**What to work on**. Pull each line containing "Sportcenter" out of the data and copy it.

**Material to process**.
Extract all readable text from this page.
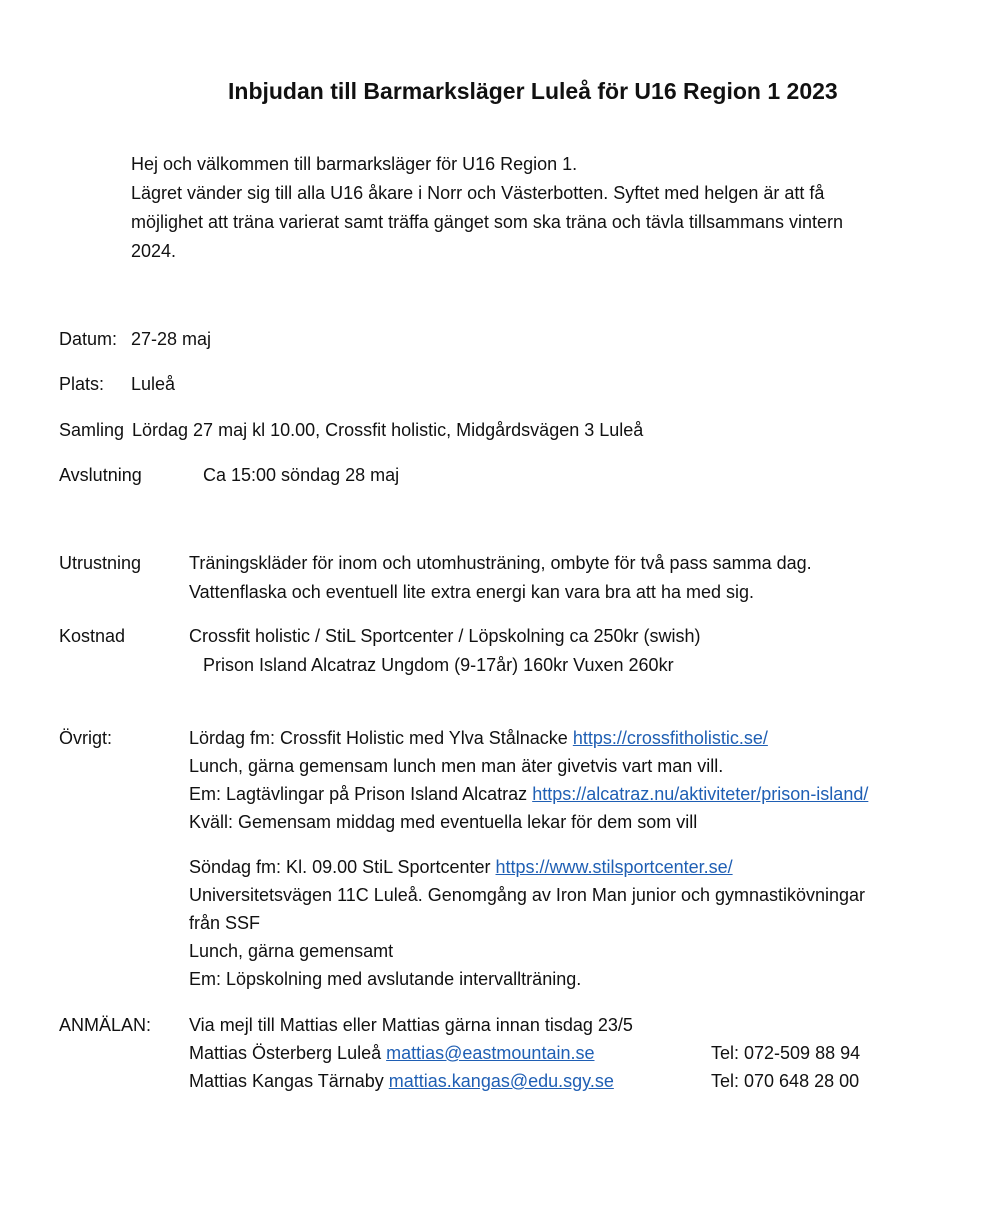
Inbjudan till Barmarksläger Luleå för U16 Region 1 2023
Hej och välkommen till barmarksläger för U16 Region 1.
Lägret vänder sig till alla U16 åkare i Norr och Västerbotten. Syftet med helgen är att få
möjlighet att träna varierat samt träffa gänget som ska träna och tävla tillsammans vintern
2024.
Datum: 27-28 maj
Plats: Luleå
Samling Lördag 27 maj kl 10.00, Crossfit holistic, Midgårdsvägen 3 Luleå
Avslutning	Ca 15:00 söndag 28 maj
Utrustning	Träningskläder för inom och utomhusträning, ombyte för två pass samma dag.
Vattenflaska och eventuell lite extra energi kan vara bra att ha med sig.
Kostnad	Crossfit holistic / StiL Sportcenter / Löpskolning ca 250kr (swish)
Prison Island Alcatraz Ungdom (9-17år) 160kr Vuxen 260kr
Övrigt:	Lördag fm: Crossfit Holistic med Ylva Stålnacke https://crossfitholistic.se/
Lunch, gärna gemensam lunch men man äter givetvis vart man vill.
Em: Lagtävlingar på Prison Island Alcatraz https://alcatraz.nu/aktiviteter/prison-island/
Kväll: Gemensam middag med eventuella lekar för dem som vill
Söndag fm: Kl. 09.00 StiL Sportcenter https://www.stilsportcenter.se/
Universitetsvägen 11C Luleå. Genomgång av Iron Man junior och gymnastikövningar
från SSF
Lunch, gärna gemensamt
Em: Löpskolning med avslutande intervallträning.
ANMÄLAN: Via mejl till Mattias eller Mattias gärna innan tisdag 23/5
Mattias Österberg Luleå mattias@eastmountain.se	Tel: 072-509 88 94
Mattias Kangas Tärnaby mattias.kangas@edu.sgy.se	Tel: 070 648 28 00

==

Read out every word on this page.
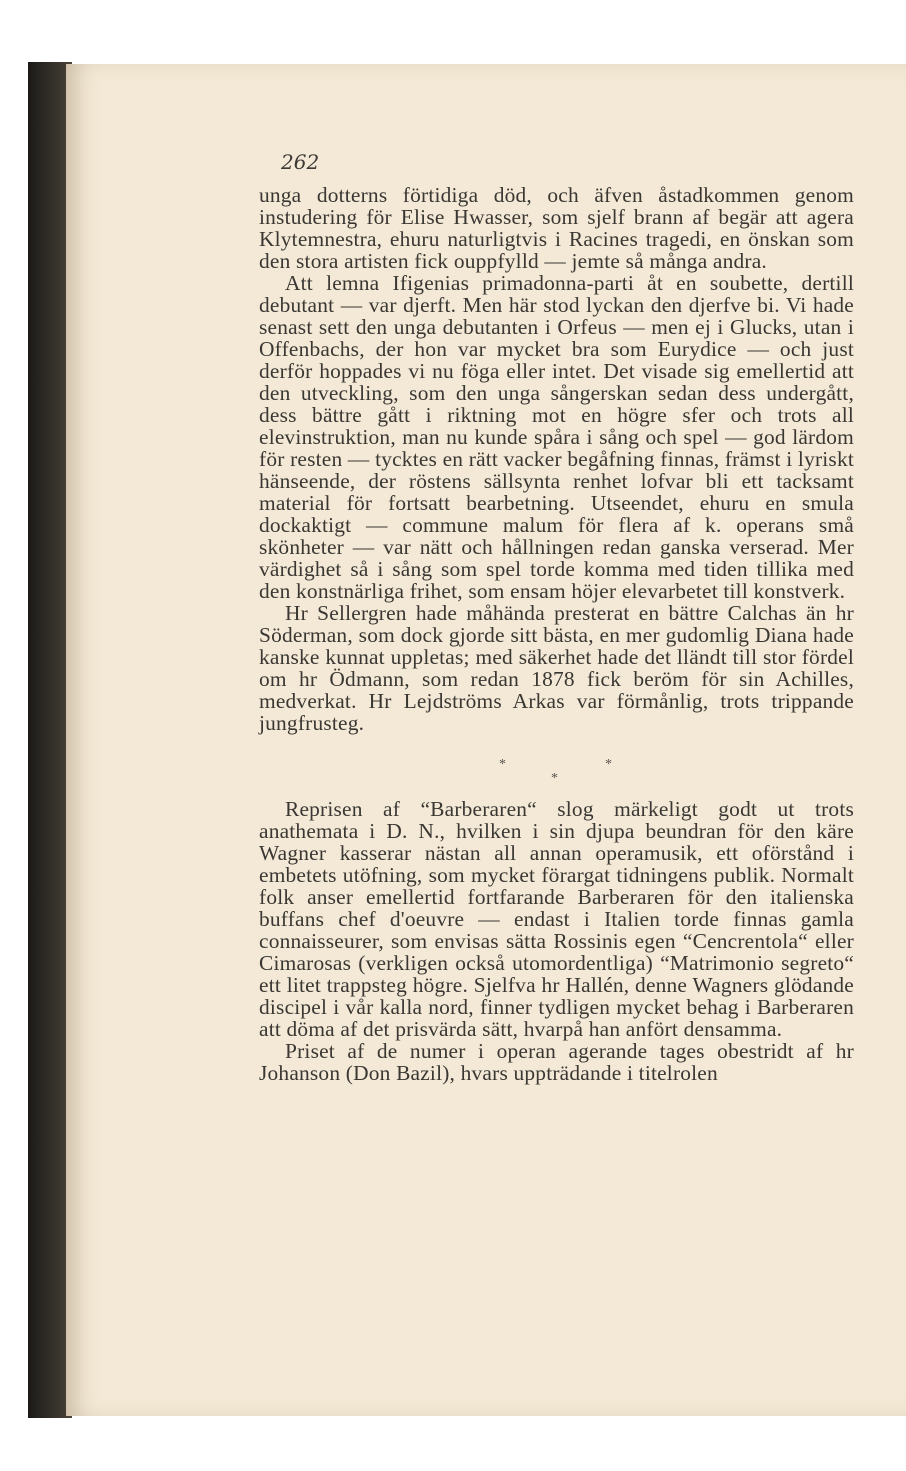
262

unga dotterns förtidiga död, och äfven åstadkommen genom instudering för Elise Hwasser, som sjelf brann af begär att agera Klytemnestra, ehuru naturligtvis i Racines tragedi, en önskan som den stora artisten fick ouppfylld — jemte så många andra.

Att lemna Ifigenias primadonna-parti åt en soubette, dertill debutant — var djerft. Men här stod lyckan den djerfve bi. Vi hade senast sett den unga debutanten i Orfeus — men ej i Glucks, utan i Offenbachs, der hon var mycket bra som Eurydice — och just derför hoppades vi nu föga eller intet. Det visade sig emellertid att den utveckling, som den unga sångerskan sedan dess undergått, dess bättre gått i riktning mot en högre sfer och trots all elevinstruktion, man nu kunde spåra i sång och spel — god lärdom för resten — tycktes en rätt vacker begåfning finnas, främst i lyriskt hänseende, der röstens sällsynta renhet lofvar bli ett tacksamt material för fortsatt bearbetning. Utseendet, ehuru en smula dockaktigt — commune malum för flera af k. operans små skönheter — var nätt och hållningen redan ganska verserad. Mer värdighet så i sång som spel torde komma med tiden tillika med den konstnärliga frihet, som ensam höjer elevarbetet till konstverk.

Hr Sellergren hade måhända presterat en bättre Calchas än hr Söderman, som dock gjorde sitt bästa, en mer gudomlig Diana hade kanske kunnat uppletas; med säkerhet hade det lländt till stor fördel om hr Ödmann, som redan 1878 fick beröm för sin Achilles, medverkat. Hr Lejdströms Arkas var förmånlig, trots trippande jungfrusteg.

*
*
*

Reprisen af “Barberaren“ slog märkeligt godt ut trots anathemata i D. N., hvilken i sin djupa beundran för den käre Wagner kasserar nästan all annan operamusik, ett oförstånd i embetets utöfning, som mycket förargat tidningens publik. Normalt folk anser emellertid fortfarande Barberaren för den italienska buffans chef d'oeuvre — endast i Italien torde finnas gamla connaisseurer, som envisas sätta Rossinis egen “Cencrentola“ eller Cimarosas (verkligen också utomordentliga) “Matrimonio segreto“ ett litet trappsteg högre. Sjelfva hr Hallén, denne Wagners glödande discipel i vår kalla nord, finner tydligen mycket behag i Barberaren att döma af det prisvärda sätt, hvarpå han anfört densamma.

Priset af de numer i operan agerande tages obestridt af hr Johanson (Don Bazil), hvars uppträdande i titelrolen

...

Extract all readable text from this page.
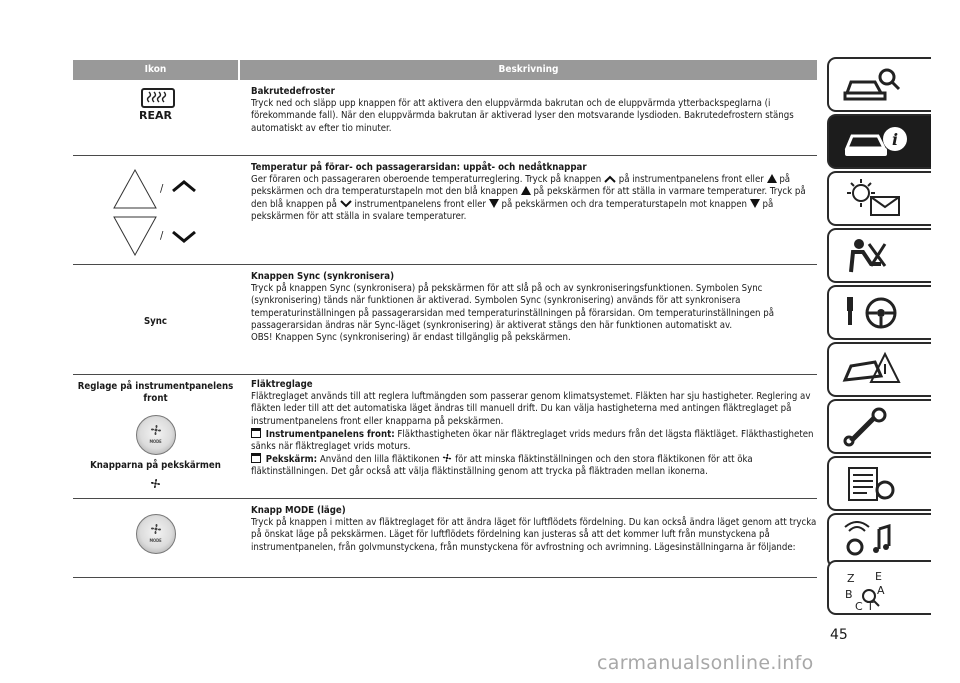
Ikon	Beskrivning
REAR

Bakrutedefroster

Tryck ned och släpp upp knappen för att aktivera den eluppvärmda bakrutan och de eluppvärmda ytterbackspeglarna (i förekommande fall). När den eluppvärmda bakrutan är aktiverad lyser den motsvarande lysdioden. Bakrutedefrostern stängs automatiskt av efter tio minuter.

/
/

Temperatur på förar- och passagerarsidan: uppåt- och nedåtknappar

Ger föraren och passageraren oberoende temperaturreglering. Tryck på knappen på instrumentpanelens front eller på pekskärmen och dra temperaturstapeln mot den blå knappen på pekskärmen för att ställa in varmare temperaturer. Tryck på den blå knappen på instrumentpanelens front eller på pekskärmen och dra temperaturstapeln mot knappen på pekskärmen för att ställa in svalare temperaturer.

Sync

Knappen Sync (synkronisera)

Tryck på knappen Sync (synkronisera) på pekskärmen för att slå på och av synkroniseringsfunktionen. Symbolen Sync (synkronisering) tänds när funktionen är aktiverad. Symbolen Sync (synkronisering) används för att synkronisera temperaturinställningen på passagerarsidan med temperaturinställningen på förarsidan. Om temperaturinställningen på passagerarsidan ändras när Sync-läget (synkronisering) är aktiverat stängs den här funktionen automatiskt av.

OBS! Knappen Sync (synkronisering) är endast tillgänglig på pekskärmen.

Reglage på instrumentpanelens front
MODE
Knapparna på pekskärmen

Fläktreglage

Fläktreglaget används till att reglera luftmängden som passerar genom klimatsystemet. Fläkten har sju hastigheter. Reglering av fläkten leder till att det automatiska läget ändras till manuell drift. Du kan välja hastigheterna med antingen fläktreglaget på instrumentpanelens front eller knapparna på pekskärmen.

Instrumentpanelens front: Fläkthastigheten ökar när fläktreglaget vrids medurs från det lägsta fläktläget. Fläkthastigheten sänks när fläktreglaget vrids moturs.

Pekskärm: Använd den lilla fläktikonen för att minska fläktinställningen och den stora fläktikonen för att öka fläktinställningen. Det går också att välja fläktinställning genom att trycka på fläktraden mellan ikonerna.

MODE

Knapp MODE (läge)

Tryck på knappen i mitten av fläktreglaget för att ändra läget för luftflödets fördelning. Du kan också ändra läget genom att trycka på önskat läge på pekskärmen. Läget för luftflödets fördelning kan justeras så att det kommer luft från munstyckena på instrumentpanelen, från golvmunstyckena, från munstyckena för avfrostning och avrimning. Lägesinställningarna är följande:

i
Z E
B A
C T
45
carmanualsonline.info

**Solution to the problem**.
Kostnad	Crossfit holistic / StiL Sportcenter / Löpskolning ca 250kr (swish)
Söndag fm: Kl. 09.00 StiL Sportcenter https://www.stilsportcenter.se/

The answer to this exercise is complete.